= WHAT TO PRODUCE =
Transcribe the records below exactly.

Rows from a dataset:
>> START
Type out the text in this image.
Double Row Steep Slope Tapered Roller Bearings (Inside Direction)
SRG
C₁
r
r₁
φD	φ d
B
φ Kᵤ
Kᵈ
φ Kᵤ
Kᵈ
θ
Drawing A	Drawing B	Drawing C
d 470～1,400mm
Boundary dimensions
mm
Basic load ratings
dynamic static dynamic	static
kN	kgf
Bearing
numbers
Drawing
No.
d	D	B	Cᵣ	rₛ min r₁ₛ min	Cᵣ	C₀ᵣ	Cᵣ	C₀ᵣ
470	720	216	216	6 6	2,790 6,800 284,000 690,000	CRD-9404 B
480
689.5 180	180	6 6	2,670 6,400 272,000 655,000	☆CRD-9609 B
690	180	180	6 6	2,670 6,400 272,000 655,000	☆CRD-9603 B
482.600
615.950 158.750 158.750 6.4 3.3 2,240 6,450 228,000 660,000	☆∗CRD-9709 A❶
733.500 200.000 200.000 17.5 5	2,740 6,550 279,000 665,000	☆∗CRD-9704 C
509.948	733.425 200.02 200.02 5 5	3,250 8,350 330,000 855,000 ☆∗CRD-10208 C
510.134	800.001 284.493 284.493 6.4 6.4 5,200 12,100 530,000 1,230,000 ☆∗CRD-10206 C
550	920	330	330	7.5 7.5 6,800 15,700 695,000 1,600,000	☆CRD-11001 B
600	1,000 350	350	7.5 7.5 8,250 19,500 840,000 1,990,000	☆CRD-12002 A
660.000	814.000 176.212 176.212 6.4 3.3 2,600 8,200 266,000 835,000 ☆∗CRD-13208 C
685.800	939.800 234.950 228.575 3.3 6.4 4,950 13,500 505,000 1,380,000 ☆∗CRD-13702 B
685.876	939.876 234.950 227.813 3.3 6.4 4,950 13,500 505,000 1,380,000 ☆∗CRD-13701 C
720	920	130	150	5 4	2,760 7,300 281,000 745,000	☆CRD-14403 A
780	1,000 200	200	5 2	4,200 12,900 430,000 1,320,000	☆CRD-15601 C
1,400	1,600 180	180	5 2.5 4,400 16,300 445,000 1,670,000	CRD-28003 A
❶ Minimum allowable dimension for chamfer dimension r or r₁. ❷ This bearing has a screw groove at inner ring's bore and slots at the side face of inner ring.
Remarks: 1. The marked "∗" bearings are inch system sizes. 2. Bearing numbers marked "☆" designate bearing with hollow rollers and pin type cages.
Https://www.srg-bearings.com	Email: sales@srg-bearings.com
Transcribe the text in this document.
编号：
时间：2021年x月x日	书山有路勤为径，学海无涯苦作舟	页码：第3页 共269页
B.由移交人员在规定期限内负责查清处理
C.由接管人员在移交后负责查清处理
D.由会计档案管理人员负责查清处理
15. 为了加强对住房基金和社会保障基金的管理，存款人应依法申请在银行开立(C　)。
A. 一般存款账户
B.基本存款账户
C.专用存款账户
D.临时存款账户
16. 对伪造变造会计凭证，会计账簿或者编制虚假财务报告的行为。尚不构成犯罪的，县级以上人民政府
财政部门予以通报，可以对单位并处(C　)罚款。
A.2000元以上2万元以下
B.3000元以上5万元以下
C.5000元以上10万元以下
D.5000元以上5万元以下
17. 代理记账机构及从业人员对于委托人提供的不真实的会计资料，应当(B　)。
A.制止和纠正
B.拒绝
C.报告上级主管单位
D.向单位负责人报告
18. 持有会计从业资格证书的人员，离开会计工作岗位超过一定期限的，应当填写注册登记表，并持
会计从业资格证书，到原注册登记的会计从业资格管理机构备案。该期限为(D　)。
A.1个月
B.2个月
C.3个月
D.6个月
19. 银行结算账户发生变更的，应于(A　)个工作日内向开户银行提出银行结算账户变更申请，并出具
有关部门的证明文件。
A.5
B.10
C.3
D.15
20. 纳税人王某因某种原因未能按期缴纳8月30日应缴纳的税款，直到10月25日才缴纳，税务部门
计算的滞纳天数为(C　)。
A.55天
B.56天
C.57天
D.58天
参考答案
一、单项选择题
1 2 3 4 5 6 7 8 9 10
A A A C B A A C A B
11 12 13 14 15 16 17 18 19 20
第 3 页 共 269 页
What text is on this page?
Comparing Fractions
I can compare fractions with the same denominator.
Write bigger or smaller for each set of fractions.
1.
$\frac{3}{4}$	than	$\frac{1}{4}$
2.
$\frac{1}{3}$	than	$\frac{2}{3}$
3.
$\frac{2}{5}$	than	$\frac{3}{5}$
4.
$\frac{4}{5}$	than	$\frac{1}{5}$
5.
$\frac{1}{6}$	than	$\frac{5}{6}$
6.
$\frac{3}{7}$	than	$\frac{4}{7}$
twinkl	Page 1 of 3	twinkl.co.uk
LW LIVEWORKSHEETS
>> END
= REPLY =
Type out the text in this image.
Double Row Steep Slope Tapered Roller Bearings (Inside Direction)
SRG
C₁
r
r₁
φD	φ d
B
φ Kᵤ
Kᵈ
φ Kᵤ
Kᵈ
θ
Drawing A	Drawing B	Drawing C
d 470～1,400mm
Boundary dimensions
mm
Basic load ratings
dynamic static dynamic	static
kN	kgf
Bearing
numbers
Drawing
No.
d	D	B	Cᵣ	rₛ min r₁ₛ min	Cᵣ	C₀ᵣ	Cᵣ	C₀ᵣ
470	720	216	216	6 6	2,790 6,800 284,000 690,000	CRD-9404 B
480
689.5 180	180	6 6	2,670 6,400 272,000 655,000	☆CRD-9609 B
690	180	180	6 6	2,670 6,400 272,000 655,000	☆CRD-9603 B
482.600
615.950 158.750 158.750 6.4 3.3 2,240 6,450 228,000 660,000	☆∗CRD-9709 A❶
733.500 200.000 200.000 17.5 5	2,740 6,550 279,000 665,000	☆∗CRD-9704 C
509.948	733.425 200.02 200.02 5 5	3,250 8,350 330,000 855,000 ☆∗CRD-10208 C
510.134	800.001 284.493 284.493 6.4 6.4 5,200 12,100 530,000 1,230,000 ☆∗CRD-10206 C
550	920	330	330	7.5 7.5 6,800 15,700 695,000 1,600,000	☆CRD-11001 B
600	1,000 350	350	7.5 7.5 8,250 19,500 840,000 1,990,000	☆CRD-12002 A
660.000	814.000 176.212 176.212 6.4 3.3 2,600 8,200 266,000 835,000 ☆∗CRD-13208 C
685.800	939.800 234.950 228.575 3.3 6.4 4,950 13,500 505,000 1,380,000 ☆∗CRD-13702 B
685.876	939.876 234.950 227.813 3.3 6.4 4,950 13,500 505,000 1,380,000 ☆∗CRD-13701 C
720	920	130	150	5 4	2,760 7,300 281,000 745,000	☆CRD-14403 A
780	1,000 200	200	5 2	4,200 12,900 430,000 1,320,000	☆CRD-15601 C
1,400	1,600 180	180	5 2.5 4,400 16,300 445,000 1,670,000	CRD-28003 A
❶ Minimum allowable dimension for chamfer dimension r or r₁. ❷ This bearing has a screw groove at inner ring's bore and slots at the side face of inner ring.
Remarks: 1. The marked "∗" bearings are inch system sizes. 2. Bearing numbers marked "☆" designate bearing with hollow rollers and pin type cages.
Https://www.srg-bearings.com	Email: sales@srg-bearings.com
Transcribe the text in this document.
编号：
时间：2021年x月x日	书山有路勤为径，学海无涯苦作舟	页码：第3页 共269页
B.由移交人员在规定期限内负责查清处理
C.由接管人员在移交后负责查清处理
D.由会计档案管理人员负责查清处理
15. 为了加强对住房基金和社会保障基金的管理，存款人应依法申请在银行开立(C　)。
A. 一般存款账户
B.基本存款账户
C.专用存款账户
D.临时存款账户
16. 对伪造变造会计凭证，会计账簿或者编制虚假财务报告的行为。尚不构成犯罪的，县级以上人民政府
财政部门予以通报，可以对单位并处(C　)罚款。
A.2000元以上2万元以下
B.3000元以上5万元以下
C.5000元以上10万元以下
D.5000元以上5万元以下
17. 代理记账机构及从业人员对于委托人提供的不真实的会计资料，应当(B　)。
A.制止和纠正
B.拒绝
C.报告上级主管单位
D.向单位负责人报告
18. 持有会计从业资格证书的人员，离开会计工作岗位超过一定期限的，应当填写注册登记表，并持
会计从业资格证书，到原注册登记的会计从业资格管理机构备案。该期限为(D　)。
A.1个月
B.2个月
C.3个月
D.6个月
19. 银行结算账户发生变更的，应于(A　)个工作日内向开户银行提出银行结算账户变更申请，并出具
有关部门的证明文件。
A.5
B.10
C.3
D.15
20. 纳税人王某因某种原因未能按期缴纳8月30日应缴纳的税款，直到10月25日才缴纳，税务部门
计算的滞纳天数为(C　)。
A.55天
B.56天
C.57天
D.58天
参考答案
一、单项选择题
1 2 3 4 5 6 7 8 9 10
A A A C B A A C A B
11 12 13 14 15 16 17 18 19 20
第 3 页 共 269 页
What text is on this page?
Comparing Fractions
I can compare fractions with the same denominator.
Write bigger or smaller for each set of fractions.
1.
$\frac{3}{4}$	than	$\frac{1}{4}$
2.
$\frac{1}{3}$	than	$\frac{2}{3}$
3.
$\frac{2}{5}$	than	$\frac{3}{5}$
4.
$\frac{4}{5}$	than	$\frac{1}{5}$
5.
$\frac{1}{6}$	than	$\frac{5}{6}$
6.
$\frac{3}{7}$	than	$\frac{4}{7}$
twinkl	Page 1 of 3	twinkl.co.uk
LW LIVEWORKSHEETS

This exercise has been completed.